What to produce:
Beginning with the line containing "Parse this chart and return its data as JSON." and ending with the last line of the records, set down every line exactly.

Rows from a figure dataset

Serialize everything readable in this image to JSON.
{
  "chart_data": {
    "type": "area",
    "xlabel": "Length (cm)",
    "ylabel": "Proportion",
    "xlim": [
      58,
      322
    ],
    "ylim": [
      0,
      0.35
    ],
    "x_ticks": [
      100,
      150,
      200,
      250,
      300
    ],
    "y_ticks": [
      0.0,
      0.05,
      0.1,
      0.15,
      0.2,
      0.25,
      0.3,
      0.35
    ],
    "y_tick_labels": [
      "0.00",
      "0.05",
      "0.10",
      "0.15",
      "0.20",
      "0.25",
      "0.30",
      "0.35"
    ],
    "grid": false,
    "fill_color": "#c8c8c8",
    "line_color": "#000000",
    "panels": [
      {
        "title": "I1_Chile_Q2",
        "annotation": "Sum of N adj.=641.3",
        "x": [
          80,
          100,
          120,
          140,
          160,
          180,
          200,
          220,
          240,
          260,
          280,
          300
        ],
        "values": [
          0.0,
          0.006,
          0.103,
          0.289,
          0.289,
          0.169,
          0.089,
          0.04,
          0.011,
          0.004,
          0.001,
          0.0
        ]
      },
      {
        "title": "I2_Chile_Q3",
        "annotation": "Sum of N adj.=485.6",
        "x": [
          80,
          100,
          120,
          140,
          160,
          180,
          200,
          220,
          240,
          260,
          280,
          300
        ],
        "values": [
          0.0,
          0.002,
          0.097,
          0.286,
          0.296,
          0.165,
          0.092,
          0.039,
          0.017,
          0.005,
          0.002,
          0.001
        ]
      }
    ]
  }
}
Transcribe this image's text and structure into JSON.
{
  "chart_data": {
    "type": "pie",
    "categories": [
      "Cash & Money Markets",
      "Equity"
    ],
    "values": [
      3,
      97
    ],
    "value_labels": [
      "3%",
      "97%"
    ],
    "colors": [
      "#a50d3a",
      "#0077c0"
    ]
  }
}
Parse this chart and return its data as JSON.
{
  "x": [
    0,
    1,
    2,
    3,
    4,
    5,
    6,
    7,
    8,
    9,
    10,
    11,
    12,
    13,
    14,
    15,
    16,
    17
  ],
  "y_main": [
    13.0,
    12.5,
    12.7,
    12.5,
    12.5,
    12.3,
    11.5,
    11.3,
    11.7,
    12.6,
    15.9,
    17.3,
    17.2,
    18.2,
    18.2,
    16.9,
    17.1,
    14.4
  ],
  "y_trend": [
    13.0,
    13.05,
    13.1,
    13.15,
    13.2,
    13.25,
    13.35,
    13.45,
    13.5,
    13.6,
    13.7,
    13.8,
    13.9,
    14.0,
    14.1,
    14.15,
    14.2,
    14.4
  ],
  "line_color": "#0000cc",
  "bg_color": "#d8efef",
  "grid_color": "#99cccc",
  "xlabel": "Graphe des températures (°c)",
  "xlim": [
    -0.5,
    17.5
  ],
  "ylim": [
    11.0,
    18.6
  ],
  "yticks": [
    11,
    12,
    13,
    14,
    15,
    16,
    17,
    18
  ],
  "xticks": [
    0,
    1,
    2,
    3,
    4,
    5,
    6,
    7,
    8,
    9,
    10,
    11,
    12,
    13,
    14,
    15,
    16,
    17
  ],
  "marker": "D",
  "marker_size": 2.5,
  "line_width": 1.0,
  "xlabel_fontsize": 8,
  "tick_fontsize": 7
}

The output:
Parse this chart and return its data as JSON.
{
  "x": [
    0,
    1,
    2,
    3,
    4,
    5,
    6,
    7,
    8,
    9,
    10,
    11,
    12,
    13,
    14,
    15,
    16,
    17
  ],
  "y_main": [
    13.0,
    12.5,
    12.7,
    12.5,
    12.5,
    12.3,
    11.5,
    11.3,
    11.7,
    12.6,
    15.9,
    17.3,
    17.2,
    18.2,
    18.2,
    16.9,
    17.1,
    14.4
  ],
  "y_trend": [
    13.0,
    13.05,
    13.1,
    13.15,
    13.2,
    13.25,
    13.35,
    13.45,
    13.5,
    13.6,
    13.7,
    13.8,
    13.9,
    14.0,
    14.1,
    14.15,
    14.2,
    14.4
  ],
  "line_color": "#0000cc",
  "bg_color": "#d8efef",
  "grid_color": "#99cccc",
  "xlabel": "Graphe des températures (°c)",
  "xlim": [
    -0.5,
    17.5
  ],
  "ylim": [
    11.0,
    18.6
  ],
  "yticks": [
    11,
    12,
    13,
    14,
    15,
    16,
    17,
    18
  ],
  "xticks": [
    0,
    1,
    2,
    3,
    4,
    5,
    6,
    7,
    8,
    9,
    10,
    11,
    12,
    13,
    14,
    15,
    16,
    17
  ],
  "marker": "D",
  "marker_size": 2.5,
  "line_width": 1.0,
  "xlabel_fontsize": 8,
  "tick_fontsize": 7
}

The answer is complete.